(Stored records)
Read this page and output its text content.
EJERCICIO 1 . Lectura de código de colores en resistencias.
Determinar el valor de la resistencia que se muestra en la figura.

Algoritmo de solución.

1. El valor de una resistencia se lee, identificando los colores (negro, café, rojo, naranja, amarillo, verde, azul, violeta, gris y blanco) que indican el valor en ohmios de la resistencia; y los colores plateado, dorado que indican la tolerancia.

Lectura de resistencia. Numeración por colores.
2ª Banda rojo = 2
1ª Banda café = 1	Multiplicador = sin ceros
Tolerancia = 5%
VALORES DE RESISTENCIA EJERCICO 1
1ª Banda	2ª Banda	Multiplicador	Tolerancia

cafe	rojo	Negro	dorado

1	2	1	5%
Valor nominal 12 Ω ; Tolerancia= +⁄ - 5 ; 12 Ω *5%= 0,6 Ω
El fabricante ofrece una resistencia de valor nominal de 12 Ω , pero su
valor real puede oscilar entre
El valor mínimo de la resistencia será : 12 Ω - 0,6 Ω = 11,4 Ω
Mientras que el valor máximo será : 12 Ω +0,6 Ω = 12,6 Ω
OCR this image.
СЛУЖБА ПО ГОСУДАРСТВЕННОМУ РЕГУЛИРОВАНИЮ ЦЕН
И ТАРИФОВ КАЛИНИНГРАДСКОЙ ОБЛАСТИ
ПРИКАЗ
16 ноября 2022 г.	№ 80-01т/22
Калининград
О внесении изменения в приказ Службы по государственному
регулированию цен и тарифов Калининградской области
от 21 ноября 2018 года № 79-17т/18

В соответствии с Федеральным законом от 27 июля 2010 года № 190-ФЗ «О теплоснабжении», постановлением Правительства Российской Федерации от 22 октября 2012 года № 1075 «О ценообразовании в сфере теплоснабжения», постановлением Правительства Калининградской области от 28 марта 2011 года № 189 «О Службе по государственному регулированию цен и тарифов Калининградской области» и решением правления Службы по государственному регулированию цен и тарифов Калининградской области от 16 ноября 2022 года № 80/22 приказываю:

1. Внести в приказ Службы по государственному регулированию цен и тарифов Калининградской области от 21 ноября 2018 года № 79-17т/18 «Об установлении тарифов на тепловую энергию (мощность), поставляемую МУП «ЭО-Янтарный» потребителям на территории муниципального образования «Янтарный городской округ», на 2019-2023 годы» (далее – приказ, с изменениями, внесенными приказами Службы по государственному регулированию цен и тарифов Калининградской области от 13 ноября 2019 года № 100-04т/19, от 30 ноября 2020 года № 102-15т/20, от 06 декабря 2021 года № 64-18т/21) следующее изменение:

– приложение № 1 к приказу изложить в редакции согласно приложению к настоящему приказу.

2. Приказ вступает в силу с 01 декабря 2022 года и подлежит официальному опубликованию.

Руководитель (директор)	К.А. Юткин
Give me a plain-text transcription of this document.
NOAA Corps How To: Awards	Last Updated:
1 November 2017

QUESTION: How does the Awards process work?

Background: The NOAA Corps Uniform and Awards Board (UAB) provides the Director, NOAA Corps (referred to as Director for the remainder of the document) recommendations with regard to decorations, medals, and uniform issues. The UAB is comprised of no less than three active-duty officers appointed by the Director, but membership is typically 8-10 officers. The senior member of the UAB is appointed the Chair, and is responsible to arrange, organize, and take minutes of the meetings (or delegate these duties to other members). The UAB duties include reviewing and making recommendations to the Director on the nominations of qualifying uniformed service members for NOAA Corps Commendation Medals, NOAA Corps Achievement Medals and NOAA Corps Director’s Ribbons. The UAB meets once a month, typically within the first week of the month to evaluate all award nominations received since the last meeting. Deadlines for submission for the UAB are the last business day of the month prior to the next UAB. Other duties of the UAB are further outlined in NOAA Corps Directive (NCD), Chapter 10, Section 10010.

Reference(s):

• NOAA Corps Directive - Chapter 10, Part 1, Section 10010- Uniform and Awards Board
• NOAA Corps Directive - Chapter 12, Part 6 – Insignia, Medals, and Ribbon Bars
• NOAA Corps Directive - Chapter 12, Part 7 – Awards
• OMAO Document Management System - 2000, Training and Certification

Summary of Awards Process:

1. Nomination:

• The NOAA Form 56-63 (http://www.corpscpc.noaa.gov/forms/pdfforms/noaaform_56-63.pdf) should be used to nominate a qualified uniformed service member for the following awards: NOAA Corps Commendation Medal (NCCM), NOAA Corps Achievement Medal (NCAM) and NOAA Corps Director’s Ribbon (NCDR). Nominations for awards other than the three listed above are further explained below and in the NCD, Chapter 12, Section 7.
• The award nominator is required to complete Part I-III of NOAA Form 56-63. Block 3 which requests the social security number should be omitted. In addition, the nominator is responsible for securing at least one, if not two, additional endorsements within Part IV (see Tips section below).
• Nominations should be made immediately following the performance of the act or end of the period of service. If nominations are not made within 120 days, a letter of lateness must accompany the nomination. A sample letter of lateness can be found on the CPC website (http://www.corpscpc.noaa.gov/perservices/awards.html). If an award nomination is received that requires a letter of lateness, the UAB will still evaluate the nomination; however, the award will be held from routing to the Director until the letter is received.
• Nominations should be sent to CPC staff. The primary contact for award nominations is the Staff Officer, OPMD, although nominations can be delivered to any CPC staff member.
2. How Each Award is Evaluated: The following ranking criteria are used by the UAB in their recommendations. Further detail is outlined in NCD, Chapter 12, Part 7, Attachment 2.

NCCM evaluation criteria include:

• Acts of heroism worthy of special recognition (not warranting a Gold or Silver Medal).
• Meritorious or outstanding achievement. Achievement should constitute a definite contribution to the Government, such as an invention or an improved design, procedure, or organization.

**Stated goal**
Take every line containing the word "colores" and copy it.

**Expected answer**
EJERCICIO 1 . Lectura de código de colores en resistencias.
1. El valor de una resistencia se lee, identificando los colores (negro, café, rojo, naranja, amarillo, verde, azul, violeta, gris y blanco) que indican el valor en ohmios de la resistencia; y los colores plateado, dorado que indican la tolerancia.
Lectura de resistencia. Numeración por colores.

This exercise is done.